## Goal
Find every line in the records that contains the string "candlestick", matching case exactly, and copy each of those lines.

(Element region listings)
-- Start --

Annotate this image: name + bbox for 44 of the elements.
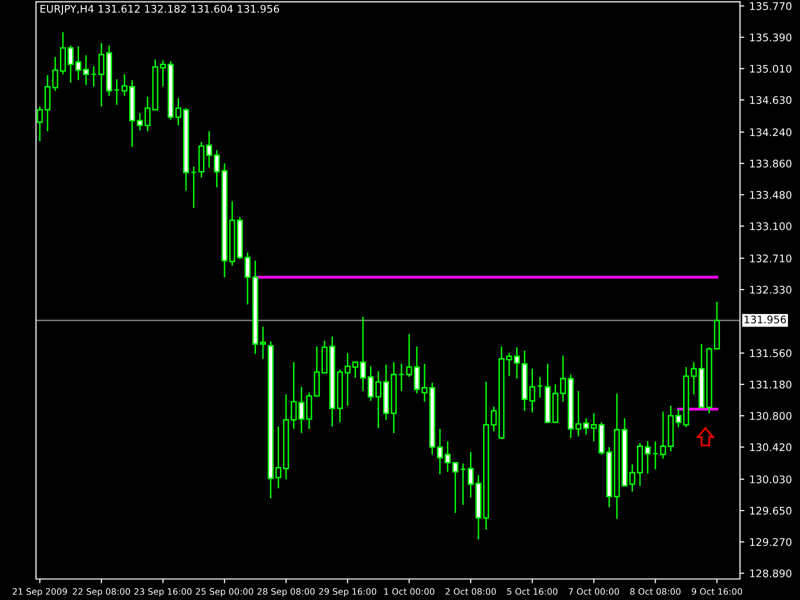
y-tick-label: 134.630 — [750, 96, 792, 104]
y-tick-label: 132.710 — [750, 254, 792, 262]
candlestick — [536, 376, 543, 398]
y-tick-label: 134.240 — [750, 128, 792, 136]
y-tick-label: 133.480 — [750, 190, 792, 199]
ref-line-label: 131.956 — [744, 316, 786, 324]
candlestick — [114, 78, 120, 106]
candlestick — [660, 410, 666, 460]
x-tick-label: 25 Sep 00:00 — [196, 588, 254, 596]
candlestick — [652, 440, 658, 470]
y-tick-label: 135.390 — [750, 33, 792, 42]
y-tick-label: 132.330 — [750, 286, 792, 294]
y-tick-label: 133.860 — [750, 160, 792, 168]
x-tick-label: 21 Sep 2009 — [12, 588, 67, 596]
x-tick-label: 7 Oct 00:00 — [568, 588, 619, 595]
y-tick-label: 131.560 — [750, 349, 792, 358]
candlestick — [398, 363, 404, 392]
candlestick — [529, 368, 536, 414]
x-tick-label: 2 Oct 08:00 — [446, 588, 496, 595]
y-tick-label: 130.420 — [750, 443, 792, 452]
candlestick — [468, 451, 474, 498]
y-tick-label: 128.890 — [750, 569, 792, 578]
y-tick-label: 130.800 — [750, 412, 792, 420]
candlestick — [190, 166, 197, 209]
y-tick-label: 135.770 — [750, 2, 792, 10]
x-tick-label: 1 Oct 00:00 — [384, 588, 434, 595]
x-tick-label: 8 Oct 08:00 — [630, 588, 681, 595]
y-tick-label: 130.030 — [750, 475, 792, 484]
y-tick-label: 129.650 — [750, 506, 792, 515]
y-tick-label: 131.180 — [750, 380, 792, 389]
x-tick-label: 28 Sep 08:00 — [257, 588, 315, 596]
candlestick — [406, 333, 412, 378]
y-tick-label: 135.010 — [750, 64, 792, 73]
candlestick — [452, 462, 458, 514]
candlestick — [460, 462, 466, 506]
x-tick-label: 9 Oct 16:00 — [692, 588, 742, 595]
x-tick-label: 22 Sep 08:00 — [72, 588, 130, 596]
x-tick-label: 29 Sep 16:00 — [319, 588, 376, 596]
x-tick-label: 23 Sep 16:00 — [134, 588, 192, 596]
x-tick-label: 5 Oct 16:00 — [507, 588, 558, 595]
y-tick-label: 129.270 — [750, 538, 792, 546]
chart-title: EURJPY,H4 131.612 132.182 131.604 131.956 — [40, 4, 280, 15]
y-tick-label: 133.100 — [750, 222, 792, 230]
candlestick — [90, 65, 97, 88]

-- End --

## Solution
candlestick — [536, 376, 543, 398]
candlestick — [114, 78, 120, 106]
candlestick — [660, 410, 666, 460]
candlestick — [652, 440, 658, 470]
candlestick — [398, 363, 404, 392]
candlestick — [529, 368, 536, 414]
candlestick — [468, 451, 474, 498]
candlestick — [190, 166, 197, 209]
candlestick — [406, 333, 412, 378]
candlestick — [452, 462, 458, 514]
candlestick — [460, 462, 466, 506]
candlestick — [90, 65, 97, 88]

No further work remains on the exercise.